TASK DETAILS: Transcribe each record exactly. Include every one.
--- Start EXTRACTED DATA ---
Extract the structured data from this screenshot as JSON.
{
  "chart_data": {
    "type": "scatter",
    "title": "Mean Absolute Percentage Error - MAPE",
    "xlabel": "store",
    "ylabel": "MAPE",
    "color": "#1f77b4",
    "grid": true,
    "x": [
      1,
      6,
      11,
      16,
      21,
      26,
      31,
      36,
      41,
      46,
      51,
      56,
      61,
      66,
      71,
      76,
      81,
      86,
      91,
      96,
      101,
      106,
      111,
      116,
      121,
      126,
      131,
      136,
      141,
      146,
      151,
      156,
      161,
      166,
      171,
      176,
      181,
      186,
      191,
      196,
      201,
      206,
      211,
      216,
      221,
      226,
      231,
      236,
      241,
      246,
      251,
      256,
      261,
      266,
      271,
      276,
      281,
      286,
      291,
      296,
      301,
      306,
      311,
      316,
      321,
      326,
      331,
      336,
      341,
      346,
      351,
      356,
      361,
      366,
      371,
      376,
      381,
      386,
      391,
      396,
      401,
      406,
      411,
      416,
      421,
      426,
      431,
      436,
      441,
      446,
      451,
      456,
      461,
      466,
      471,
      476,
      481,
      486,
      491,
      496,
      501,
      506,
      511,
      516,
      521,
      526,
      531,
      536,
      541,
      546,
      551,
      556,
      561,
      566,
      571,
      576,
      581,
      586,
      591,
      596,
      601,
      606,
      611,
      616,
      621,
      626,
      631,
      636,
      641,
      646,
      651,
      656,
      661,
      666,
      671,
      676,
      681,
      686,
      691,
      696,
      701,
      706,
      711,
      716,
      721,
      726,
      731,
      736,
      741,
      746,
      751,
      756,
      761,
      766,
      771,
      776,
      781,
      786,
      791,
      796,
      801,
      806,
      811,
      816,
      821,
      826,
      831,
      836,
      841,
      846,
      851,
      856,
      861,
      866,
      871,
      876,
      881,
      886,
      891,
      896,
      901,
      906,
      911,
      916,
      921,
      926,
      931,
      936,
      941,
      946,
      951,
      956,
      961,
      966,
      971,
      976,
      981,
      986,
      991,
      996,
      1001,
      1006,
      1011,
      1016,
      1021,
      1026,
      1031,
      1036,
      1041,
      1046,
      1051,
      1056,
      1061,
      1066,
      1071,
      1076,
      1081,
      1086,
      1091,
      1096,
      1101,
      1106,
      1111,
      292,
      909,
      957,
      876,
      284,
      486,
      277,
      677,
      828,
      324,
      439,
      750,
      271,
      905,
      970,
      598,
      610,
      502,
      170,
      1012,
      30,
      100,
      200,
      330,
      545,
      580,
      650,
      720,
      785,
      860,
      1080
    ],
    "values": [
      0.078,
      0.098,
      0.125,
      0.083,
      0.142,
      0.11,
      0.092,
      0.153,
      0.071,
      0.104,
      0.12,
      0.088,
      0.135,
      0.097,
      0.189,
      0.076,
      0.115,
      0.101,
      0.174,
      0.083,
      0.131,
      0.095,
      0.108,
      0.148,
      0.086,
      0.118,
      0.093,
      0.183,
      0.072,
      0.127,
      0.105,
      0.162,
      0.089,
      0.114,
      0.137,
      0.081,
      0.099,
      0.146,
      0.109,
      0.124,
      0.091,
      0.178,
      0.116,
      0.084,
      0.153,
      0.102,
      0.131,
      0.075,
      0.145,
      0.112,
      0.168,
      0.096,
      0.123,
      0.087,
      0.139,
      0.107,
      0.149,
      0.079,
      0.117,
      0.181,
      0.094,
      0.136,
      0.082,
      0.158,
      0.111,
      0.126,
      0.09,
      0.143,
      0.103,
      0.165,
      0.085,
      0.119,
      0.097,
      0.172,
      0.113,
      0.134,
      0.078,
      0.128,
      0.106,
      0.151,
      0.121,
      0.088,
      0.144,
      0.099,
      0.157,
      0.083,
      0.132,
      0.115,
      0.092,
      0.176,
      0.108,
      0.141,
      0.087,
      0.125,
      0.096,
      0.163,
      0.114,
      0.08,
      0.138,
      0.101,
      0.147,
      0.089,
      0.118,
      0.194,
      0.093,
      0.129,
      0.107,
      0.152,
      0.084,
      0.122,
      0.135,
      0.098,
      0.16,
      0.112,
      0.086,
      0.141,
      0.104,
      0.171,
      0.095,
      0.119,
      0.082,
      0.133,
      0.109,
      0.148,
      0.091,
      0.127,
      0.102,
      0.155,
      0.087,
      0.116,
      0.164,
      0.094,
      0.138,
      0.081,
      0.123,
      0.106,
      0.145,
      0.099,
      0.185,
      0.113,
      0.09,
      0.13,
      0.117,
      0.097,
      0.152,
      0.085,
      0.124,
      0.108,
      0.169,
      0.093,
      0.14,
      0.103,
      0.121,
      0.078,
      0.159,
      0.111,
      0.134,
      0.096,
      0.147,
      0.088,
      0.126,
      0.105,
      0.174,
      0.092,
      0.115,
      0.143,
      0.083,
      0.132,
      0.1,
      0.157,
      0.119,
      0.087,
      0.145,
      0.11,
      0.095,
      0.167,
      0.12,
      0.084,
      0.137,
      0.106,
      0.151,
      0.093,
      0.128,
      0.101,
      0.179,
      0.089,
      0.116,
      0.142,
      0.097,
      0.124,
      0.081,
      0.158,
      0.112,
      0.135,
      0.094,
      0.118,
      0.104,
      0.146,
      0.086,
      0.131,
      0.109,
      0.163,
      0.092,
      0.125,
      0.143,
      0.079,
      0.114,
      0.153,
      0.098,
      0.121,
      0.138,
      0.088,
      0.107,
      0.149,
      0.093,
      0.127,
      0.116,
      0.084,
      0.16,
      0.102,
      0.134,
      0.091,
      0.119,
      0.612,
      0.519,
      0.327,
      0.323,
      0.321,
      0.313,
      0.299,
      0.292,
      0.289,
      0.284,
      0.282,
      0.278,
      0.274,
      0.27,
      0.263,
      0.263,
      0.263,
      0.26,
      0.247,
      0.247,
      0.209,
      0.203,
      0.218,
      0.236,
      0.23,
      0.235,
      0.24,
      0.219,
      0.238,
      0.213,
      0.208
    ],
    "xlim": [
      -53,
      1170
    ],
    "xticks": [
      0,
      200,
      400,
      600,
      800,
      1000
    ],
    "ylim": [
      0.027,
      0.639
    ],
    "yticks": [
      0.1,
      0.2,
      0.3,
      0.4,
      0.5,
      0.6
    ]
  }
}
--- End EXTRACTED DATA ---
COMPLETE ANSWER:
Extract the structured data from this screenshot as JSON.
{
  "chart_data": {
    "type": "scatter",
    "title": "Mean Absolute Percentage Error - MAPE",
    "xlabel": "store",
    "ylabel": "MAPE",
    "color": "#1f77b4",
    "grid": true,
    "x": [
      1,
      6,
      11,
      16,
      21,
      26,
      31,
      36,
      41,
      46,
      51,
      56,
      61,
      66,
      71,
      76,
      81,
      86,
      91,
      96,
      101,
      106,
      111,
      116,
      121,
      126,
      131,
      136,
      141,
      146,
      151,
      156,
      161,
      166,
      171,
      176,
      181,
      186,
      191,
      196,
      201,
      206,
      211,
      216,
      221,
      226,
      231,
      236,
      241,
      246,
      251,
      256,
      261,
      266,
      271,
      276,
      281,
      286,
      291,
      296,
      301,
      306,
      311,
      316,
      321,
      326,
      331,
      336,
      341,
      346,
      351,
      356,
      361,
      366,
      371,
      376,
      381,
      386,
      391,
      396,
      401,
      406,
      411,
      416,
      421,
      426,
      431,
      436,
      441,
      446,
      451,
      456,
      461,
      466,
      471,
      476,
      481,
      486,
      491,
      496,
      501,
      506,
      511,
      516,
      521,
      526,
      531,
      536,
      541,
      546,
      551,
      556,
      561,
      566,
      571,
      576,
      581,
      586,
      591,
      596,
      601,
      606,
      611,
      616,
      621,
      626,
      631,
      636,
      641,
      646,
      651,
      656,
      661,
      666,
      671,
      676,
      681,
      686,
      691,
      696,
      701,
      706,
      711,
      716,
      721,
      726,
      731,
      736,
      741,
      746,
      751,
      756,
      761,
      766,
      771,
      776,
      781,
      786,
      791,
      796,
      801,
      806,
      811,
      816,
      821,
      826,
      831,
      836,
      841,
      846,
      851,
      856,
      861,
      866,
      871,
      876,
      881,
      886,
      891,
      896,
      901,
      906,
      911,
      916,
      921,
      926,
      931,
      936,
      941,
      946,
      951,
      956,
      961,
      966,
      971,
      976,
      981,
      986,
      991,
      996,
      1001,
      1006,
      1011,
      1016,
      1021,
      1026,
      1031,
      1036,
      1041,
      1046,
      1051,
      1056,
      1061,
      1066,
      1071,
      1076,
      1081,
      1086,
      1091,
      1096,
      1101,
      1106,
      1111,
      292,
      909,
      957,
      876,
      284,
      486,
      277,
      677,
      828,
      324,
      439,
      750,
      271,
      905,
      970,
      598,
      610,
      502,
      170,
      1012,
      30,
      100,
      200,
      330,
      545,
      580,
      650,
      720,
      785,
      860,
      1080
    ],
    "values": [
      0.078,
      0.098,
      0.125,
      0.083,
      0.142,
      0.11,
      0.092,
      0.153,
      0.071,
      0.104,
      0.12,
      0.088,
      0.135,
      0.097,
      0.189,
      0.076,
      0.115,
      0.101,
      0.174,
      0.083,
      0.131,
      0.095,
      0.108,
      0.148,
      0.086,
      0.118,
      0.093,
      0.183,
      0.072,
      0.127,
      0.105,
      0.162,
      0.089,
      0.114,
      0.137,
      0.081,
      0.099,
      0.146,
      0.109,
      0.124,
      0.091,
      0.178,
      0.116,
      0.084,
      0.153,
      0.102,
      0.131,
      0.075,
      0.145,
      0.112,
      0.168,
      0.096,
      0.123,
      0.087,
      0.139,
      0.107,
      0.149,
      0.079,
      0.117,
      0.181,
      0.094,
      0.136,
      0.082,
      0.158,
      0.111,
      0.126,
      0.09,
      0.143,
      0.103,
      0.165,
      0.085,
      0.119,
      0.097,
      0.172,
      0.113,
      0.134,
      0.078,
      0.128,
      0.106,
      0.151,
      0.121,
      0.088,
      0.144,
      0.099,
      0.157,
      0.083,
      0.132,
      0.115,
      0.092,
      0.176,
      0.108,
      0.141,
      0.087,
      0.125,
      0.096,
      0.163,
      0.114,
      0.08,
      0.138,
      0.101,
      0.147,
      0.089,
      0.118,
      0.194,
      0.093,
      0.129,
      0.107,
      0.152,
      0.084,
      0.122,
      0.135,
      0.098,
      0.16,
      0.112,
      0.086,
      0.141,
      0.104,
      0.171,
      0.095,
      0.119,
      0.082,
      0.133,
      0.109,
      0.148,
      0.091,
      0.127,
      0.102,
      0.155,
      0.087,
      0.116,
      0.164,
      0.094,
      0.138,
      0.081,
      0.123,
      0.106,
      0.145,
      0.099,
      0.185,
      0.113,
      0.09,
      0.13,
      0.117,
      0.097,
      0.152,
      0.085,
      0.124,
      0.108,
      0.169,
      0.093,
      0.14,
      0.103,
      0.121,
      0.078,
      0.159,
      0.111,
      0.134,
      0.096,
      0.147,
      0.088,
      0.126,
      0.105,
      0.174,
      0.092,
      0.115,
      0.143,
      0.083,
      0.132,
      0.1,
      0.157,
      0.119,
      0.087,
      0.145,
      0.11,
      0.095,
      0.167,
      0.12,
      0.084,
      0.137,
      0.106,
      0.151,
      0.093,
      0.128,
      0.101,
      0.179,
      0.089,
      0.116,
      0.142,
      0.097,
      0.124,
      0.081,
      0.158,
      0.112,
      0.135,
      0.094,
      0.118,
      0.104,
      0.146,
      0.086,
      0.131,
      0.109,
      0.163,
      0.092,
      0.125,
      0.143,
      0.079,
      0.114,
      0.153,
      0.098,
      0.121,
      0.138,
      0.088,
      0.107,
      0.149,
      0.093,
      0.127,
      0.116,
      0.084,
      0.16,
      0.102,
      0.134,
      0.091,
      0.119,
      0.612,
      0.519,
      0.327,
      0.323,
      0.321,
      0.313,
      0.299,
      0.292,
      0.289,
      0.284,
      0.282,
      0.278,
      0.274,
      0.27,
      0.263,
      0.263,
      0.263,
      0.26,
      0.247,
      0.247,
      0.209,
      0.203,
      0.218,
      0.236,
      0.23,
      0.235,
      0.24,
      0.219,
      0.238,
      0.213,
      0.208
    ],
    "xlim": [
      -53,
      1170
    ],
    "xticks": [
      0,
      200,
      400,
      600,
      800,
      1000
    ],
    "ylim": [
      0.027,
      0.639
    ],
    "yticks": [
      0.1,
      0.2,
      0.3,
      0.4,
      0.5,
      0.6
    ]
  }
}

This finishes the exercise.